■ DIRECTION
Produce an exact transcription of the listing below, omitting the pictures.

■ INPUT RECORDS
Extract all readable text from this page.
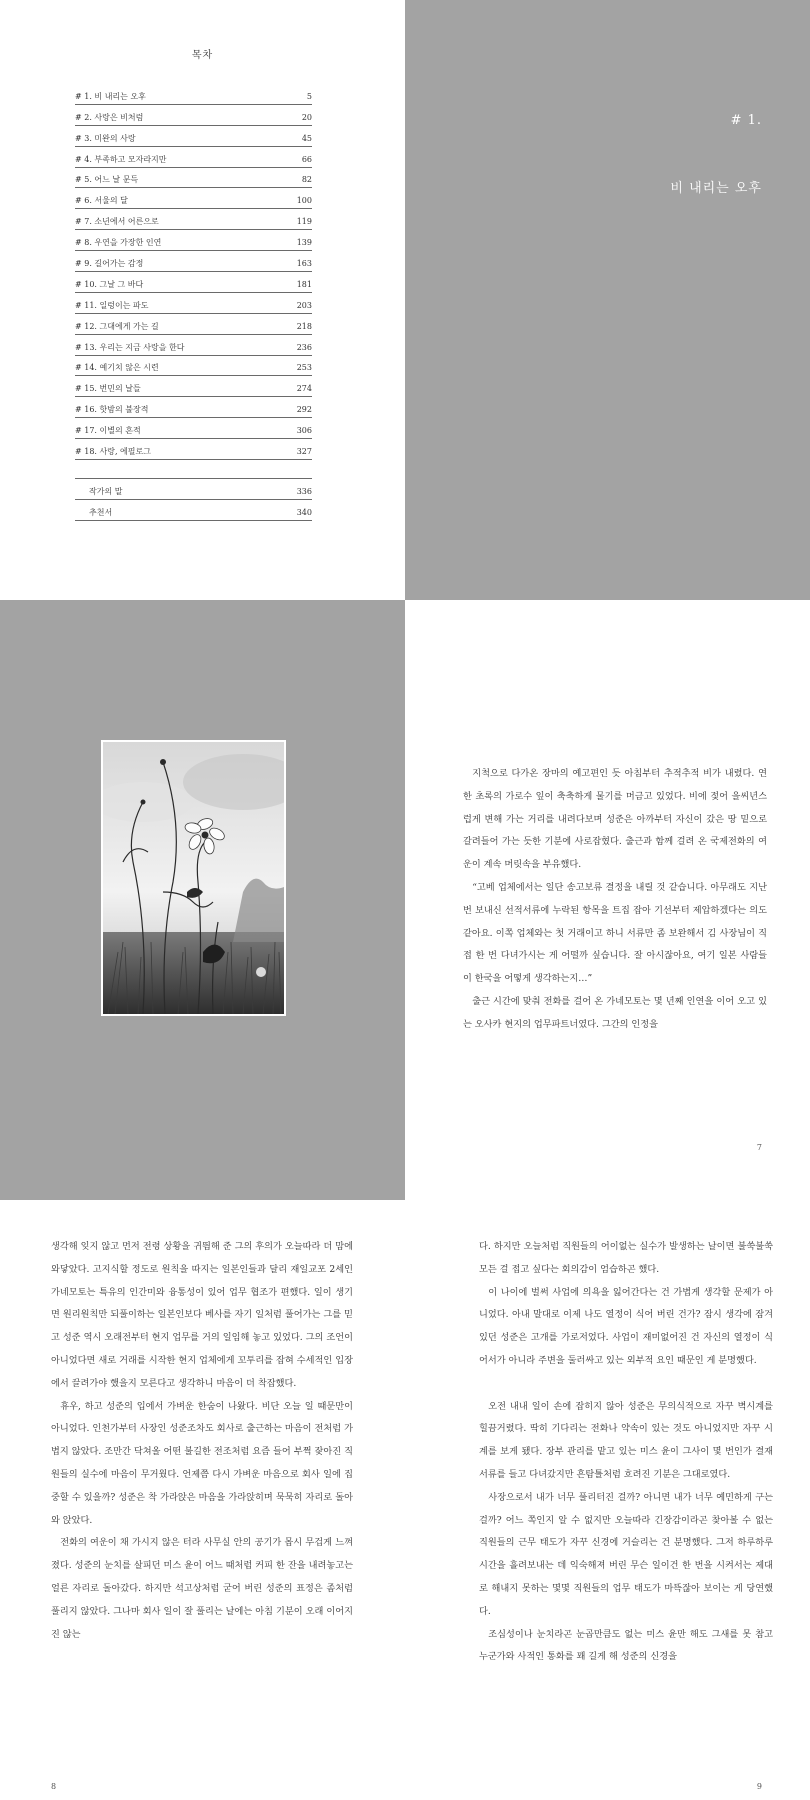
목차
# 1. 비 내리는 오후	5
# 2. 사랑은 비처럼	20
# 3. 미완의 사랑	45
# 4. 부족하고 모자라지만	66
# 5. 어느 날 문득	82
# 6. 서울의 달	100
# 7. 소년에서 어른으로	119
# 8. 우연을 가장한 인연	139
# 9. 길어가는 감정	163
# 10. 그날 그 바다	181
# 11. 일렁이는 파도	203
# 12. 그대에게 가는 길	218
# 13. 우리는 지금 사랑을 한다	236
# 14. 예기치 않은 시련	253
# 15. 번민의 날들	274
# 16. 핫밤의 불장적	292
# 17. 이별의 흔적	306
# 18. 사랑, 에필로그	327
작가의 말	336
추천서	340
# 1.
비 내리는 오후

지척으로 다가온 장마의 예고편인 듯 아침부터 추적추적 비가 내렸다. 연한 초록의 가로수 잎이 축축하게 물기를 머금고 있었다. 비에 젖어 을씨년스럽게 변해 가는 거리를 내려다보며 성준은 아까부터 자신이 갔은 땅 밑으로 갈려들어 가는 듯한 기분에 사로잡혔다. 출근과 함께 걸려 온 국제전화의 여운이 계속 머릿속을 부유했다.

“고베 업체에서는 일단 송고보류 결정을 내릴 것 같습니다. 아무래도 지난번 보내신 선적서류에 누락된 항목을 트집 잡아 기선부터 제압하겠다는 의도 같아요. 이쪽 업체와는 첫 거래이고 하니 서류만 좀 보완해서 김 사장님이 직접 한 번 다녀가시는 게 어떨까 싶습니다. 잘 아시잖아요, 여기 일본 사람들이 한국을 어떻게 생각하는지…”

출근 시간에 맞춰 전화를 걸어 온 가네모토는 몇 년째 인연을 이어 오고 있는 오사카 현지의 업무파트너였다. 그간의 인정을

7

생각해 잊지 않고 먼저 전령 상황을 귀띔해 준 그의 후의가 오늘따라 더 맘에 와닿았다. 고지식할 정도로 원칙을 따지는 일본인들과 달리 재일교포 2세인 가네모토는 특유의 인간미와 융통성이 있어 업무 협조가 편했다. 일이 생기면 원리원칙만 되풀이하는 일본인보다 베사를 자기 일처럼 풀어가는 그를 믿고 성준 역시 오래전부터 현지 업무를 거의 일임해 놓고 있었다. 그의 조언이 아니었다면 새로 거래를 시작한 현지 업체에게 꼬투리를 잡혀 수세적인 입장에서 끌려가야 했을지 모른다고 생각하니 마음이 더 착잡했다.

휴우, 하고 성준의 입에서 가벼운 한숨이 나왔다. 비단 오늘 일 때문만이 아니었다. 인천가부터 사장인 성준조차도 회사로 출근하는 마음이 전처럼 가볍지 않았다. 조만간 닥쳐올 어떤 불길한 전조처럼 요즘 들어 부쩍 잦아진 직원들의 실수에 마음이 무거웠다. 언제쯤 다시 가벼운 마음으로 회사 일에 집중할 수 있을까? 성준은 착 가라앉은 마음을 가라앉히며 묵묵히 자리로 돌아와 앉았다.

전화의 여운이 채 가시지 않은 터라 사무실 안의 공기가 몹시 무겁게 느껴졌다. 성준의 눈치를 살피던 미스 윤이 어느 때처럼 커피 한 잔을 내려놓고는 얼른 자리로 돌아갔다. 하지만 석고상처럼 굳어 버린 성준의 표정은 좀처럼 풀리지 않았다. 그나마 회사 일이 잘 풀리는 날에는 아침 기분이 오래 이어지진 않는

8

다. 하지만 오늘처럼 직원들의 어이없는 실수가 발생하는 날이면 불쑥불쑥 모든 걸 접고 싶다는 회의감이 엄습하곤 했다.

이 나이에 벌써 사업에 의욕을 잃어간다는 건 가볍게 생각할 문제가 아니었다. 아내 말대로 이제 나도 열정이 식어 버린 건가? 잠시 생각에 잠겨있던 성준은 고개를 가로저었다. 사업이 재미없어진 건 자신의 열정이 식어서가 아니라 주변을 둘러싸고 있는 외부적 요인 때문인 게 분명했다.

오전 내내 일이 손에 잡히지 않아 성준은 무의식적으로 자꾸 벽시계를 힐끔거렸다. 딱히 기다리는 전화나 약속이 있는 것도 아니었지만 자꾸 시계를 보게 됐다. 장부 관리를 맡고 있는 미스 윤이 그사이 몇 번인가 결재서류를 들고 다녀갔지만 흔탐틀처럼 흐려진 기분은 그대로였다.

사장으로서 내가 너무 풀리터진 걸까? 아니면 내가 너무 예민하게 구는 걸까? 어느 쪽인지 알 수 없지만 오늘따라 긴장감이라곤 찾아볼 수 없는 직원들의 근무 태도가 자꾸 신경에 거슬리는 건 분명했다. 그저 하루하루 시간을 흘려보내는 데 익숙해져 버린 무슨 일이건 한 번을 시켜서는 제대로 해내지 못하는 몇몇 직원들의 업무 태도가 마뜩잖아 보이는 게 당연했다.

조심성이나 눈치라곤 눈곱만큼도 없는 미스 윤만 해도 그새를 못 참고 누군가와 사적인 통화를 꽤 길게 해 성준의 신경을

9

■ OUTPUT BELOW
Extract all readable text from this page.
목차
# 1. 비 내리는 오후	5
# 2. 사랑은 비처럼	20
# 3. 미완의 사랑	45
# 4. 부족하고 모자라지만	66
# 5. 어느 날 문득	82
# 6. 서울의 달	100
# 7. 소년에서 어른으로	119
# 8. 우연을 가장한 인연	139
# 9. 길어가는 감정	163
# 10. 그날 그 바다	181
# 11. 일렁이는 파도	203
# 12. 그대에게 가는 길	218
# 13. 우리는 지금 사랑을 한다	236
# 14. 예기치 않은 시련	253
# 15. 번민의 날들	274
# 16. 핫밤의 불장적	292
# 17. 이별의 흔적	306
# 18. 사랑, 에필로그	327
작가의 말	336
추천서	340
# 1.
비 내리는 오후

지척으로 다가온 장마의 예고편인 듯 아침부터 추적추적 비가 내렸다. 연한 초록의 가로수 잎이 축축하게 물기를 머금고 있었다. 비에 젖어 을씨년스럽게 변해 가는 거리를 내려다보며 성준은 아까부터 자신이 갔은 땅 밑으로 갈려들어 가는 듯한 기분에 사로잡혔다. 출근과 함께 걸려 온 국제전화의 여운이 계속 머릿속을 부유했다.

“고베 업체에서는 일단 송고보류 결정을 내릴 것 같습니다. 아무래도 지난번 보내신 선적서류에 누락된 항목을 트집 잡아 기선부터 제압하겠다는 의도 같아요. 이쪽 업체와는 첫 거래이고 하니 서류만 좀 보완해서 김 사장님이 직접 한 번 다녀가시는 게 어떨까 싶습니다. 잘 아시잖아요, 여기 일본 사람들이 한국을 어떻게 생각하는지…”

출근 시간에 맞춰 전화를 걸어 온 가네모토는 몇 년째 인연을 이어 오고 있는 오사카 현지의 업무파트너였다. 그간의 인정을

7

생각해 잊지 않고 먼저 전령 상황을 귀띔해 준 그의 후의가 오늘따라 더 맘에 와닿았다. 고지식할 정도로 원칙을 따지는 일본인들과 달리 재일교포 2세인 가네모토는 특유의 인간미와 융통성이 있어 업무 협조가 편했다. 일이 생기면 원리원칙만 되풀이하는 일본인보다 베사를 자기 일처럼 풀어가는 그를 믿고 성준 역시 오래전부터 현지 업무를 거의 일임해 놓고 있었다. 그의 조언이 아니었다면 새로 거래를 시작한 현지 업체에게 꼬투리를 잡혀 수세적인 입장에서 끌려가야 했을지 모른다고 생각하니 마음이 더 착잡했다.

휴우, 하고 성준의 입에서 가벼운 한숨이 나왔다. 비단 오늘 일 때문만이 아니었다. 인천가부터 사장인 성준조차도 회사로 출근하는 마음이 전처럼 가볍지 않았다. 조만간 닥쳐올 어떤 불길한 전조처럼 요즘 들어 부쩍 잦아진 직원들의 실수에 마음이 무거웠다. 언제쯤 다시 가벼운 마음으로 회사 일에 집중할 수 있을까? 성준은 착 가라앉은 마음을 가라앉히며 묵묵히 자리로 돌아와 앉았다.

전화의 여운이 채 가시지 않은 터라 사무실 안의 공기가 몹시 무겁게 느껴졌다. 성준의 눈치를 살피던 미스 윤이 어느 때처럼 커피 한 잔을 내려놓고는 얼른 자리로 돌아갔다. 하지만 석고상처럼 굳어 버린 성준의 표정은 좀처럼 풀리지 않았다. 그나마 회사 일이 잘 풀리는 날에는 아침 기분이 오래 이어지진 않는

8

다. 하지만 오늘처럼 직원들의 어이없는 실수가 발생하는 날이면 불쑥불쑥 모든 걸 접고 싶다는 회의감이 엄습하곤 했다.

이 나이에 벌써 사업에 의욕을 잃어간다는 건 가볍게 생각할 문제가 아니었다. 아내 말대로 이제 나도 열정이 식어 버린 건가? 잠시 생각에 잠겨있던 성준은 고개를 가로저었다. 사업이 재미없어진 건 자신의 열정이 식어서가 아니라 주변을 둘러싸고 있는 외부적 요인 때문인 게 분명했다.

오전 내내 일이 손에 잡히지 않아 성준은 무의식적으로 자꾸 벽시계를 힐끔거렸다. 딱히 기다리는 전화나 약속이 있는 것도 아니었지만 자꾸 시계를 보게 됐다. 장부 관리를 맡고 있는 미스 윤이 그사이 몇 번인가 결재서류를 들고 다녀갔지만 흔탐틀처럼 흐려진 기분은 그대로였다.

사장으로서 내가 너무 풀리터진 걸까? 아니면 내가 너무 예민하게 구는 걸까? 어느 쪽인지 알 수 없지만 오늘따라 긴장감이라곤 찾아볼 수 없는 직원들의 근무 태도가 자꾸 신경에 거슬리는 건 분명했다. 그저 하루하루 시간을 흘려보내는 데 익숙해져 버린 무슨 일이건 한 번을 시켜서는 제대로 해내지 못하는 몇몇 직원들의 업무 태도가 마뜩잖아 보이는 게 당연했다.

조심성이나 눈치라곤 눈곱만큼도 없는 미스 윤만 해도 그새를 못 참고 누군가와 사적인 통화를 꽤 길게 해 성준의 신경을

9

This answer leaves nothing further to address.